- [WHAT YOU SHOULD DO]: Here are some records; quote them exactly, leaving out the pictures.

:: GIVEN RECORDS ::

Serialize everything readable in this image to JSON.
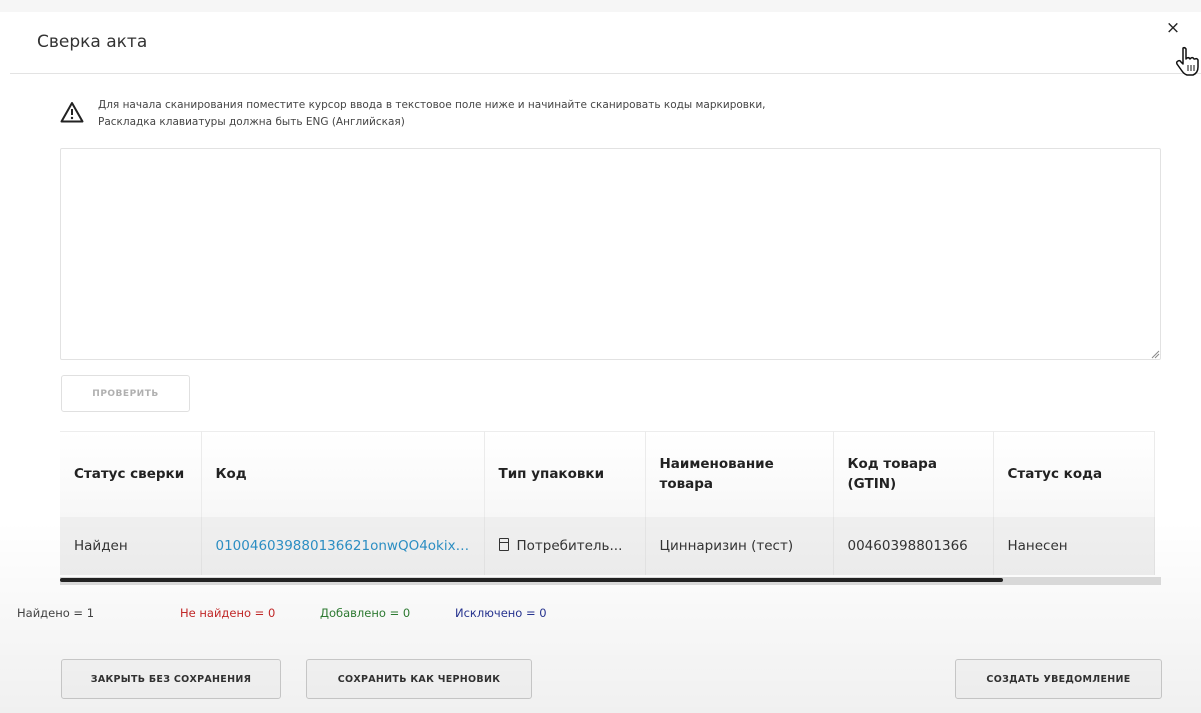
{
  "modal": {
    "title": "Сверка акта",
    "close_glyph": "×"
  },
  "warning": {
    "icon": "warning-triangle-icon",
    "line1": "Для начала сканирования поместите курсор ввода в текстовое поле ниже и начинайте сканировать коды маркировки,",
    "line2": "Раскладка клавиатуры должна быть ENG (Английская)"
  },
  "scan_input": {
    "value": "",
    "placeholder": ""
  },
  "check_button": "ПРОВЕРИТЬ",
  "table": {
    "columns": [
      "Статус сверки",
      "Код",
      "Тип упаковки",
      "Наименование товара",
      "Код товара (GTIN)",
      "Статус кода"
    ],
    "rows": [
      {
        "status": "Найден",
        "code": "010046039880136621onwQO4okixl...",
        "package_icon": "package-icon",
        "package": "Потребитель...",
        "name": "Циннаризин (тест)",
        "gtin": "00460398801366",
        "code_status": "Нанесен"
      }
    ]
  },
  "stats": {
    "found": "Найдено = 1",
    "not_found": "Не найдено = 0",
    "added": "Добавлено = 0",
    "excluded": "Исключено = 0"
  },
  "colors": {
    "link": "#2c8fc4",
    "not_found": "#c62828",
    "added": "#2e7d32",
    "excluded": "#283593"
  },
  "footer": {
    "close_without_save": "ЗАКРЫТЬ БЕЗ СОХРАНЕНИЯ",
    "save_draft": "СОХРАНИТЬ КАК ЧЕРНОВИК",
    "create_notification": "СОЗДАТЬ УВЕДОМЛЕНИЕ"
  }
}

:::

- [RESPONSE TO THE EXERCISE]:
Serialize everything readable in this image to JSON.
{
  "modal": {
    "title": "Сверка акта",
    "close_glyph": "×"
  },
  "warning": {
    "icon": "warning-triangle-icon",
    "line1": "Для начала сканирования поместите курсор ввода в текстовое поле ниже и начинайте сканировать коды маркировки,",
    "line2": "Раскладка клавиатуры должна быть ENG (Английская)"
  },
  "scan_input": {
    "value": "",
    "placeholder": ""
  },
  "check_button": "ПРОВЕРИТЬ",
  "table": {
    "columns": [
      "Статус сверки",
      "Код",
      "Тип упаковки",
      "Наименование товара",
      "Код товара (GTIN)",
      "Статус кода"
    ],
    "rows": [
      {
        "status": "Найден",
        "code": "010046039880136621onwQO4okixl...",
        "package_icon": "package-icon",
        "package": "Потребитель...",
        "name": "Циннаризин (тест)",
        "gtin": "00460398801366",
        "code_status": "Нанесен"
      }
    ]
  },
  "stats": {
    "found": "Найдено = 1",
    "not_found": "Не найдено = 0",
    "added": "Добавлено = 0",
    "excluded": "Исключено = 0"
  },
  "colors": {
    "link": "#2c8fc4",
    "not_found": "#c62828",
    "added": "#2e7d32",
    "excluded": "#283593"
  },
  "footer": {
    "close_without_save": "ЗАКРЫТЬ БЕЗ СОХРАНЕНИЯ",
    "save_draft": "СОХРАНИТЬ КАК ЧЕРНОВИК",
    "create_notification": "СОЗДАТЬ УВЕДОМЛЕНИЕ"
  }
}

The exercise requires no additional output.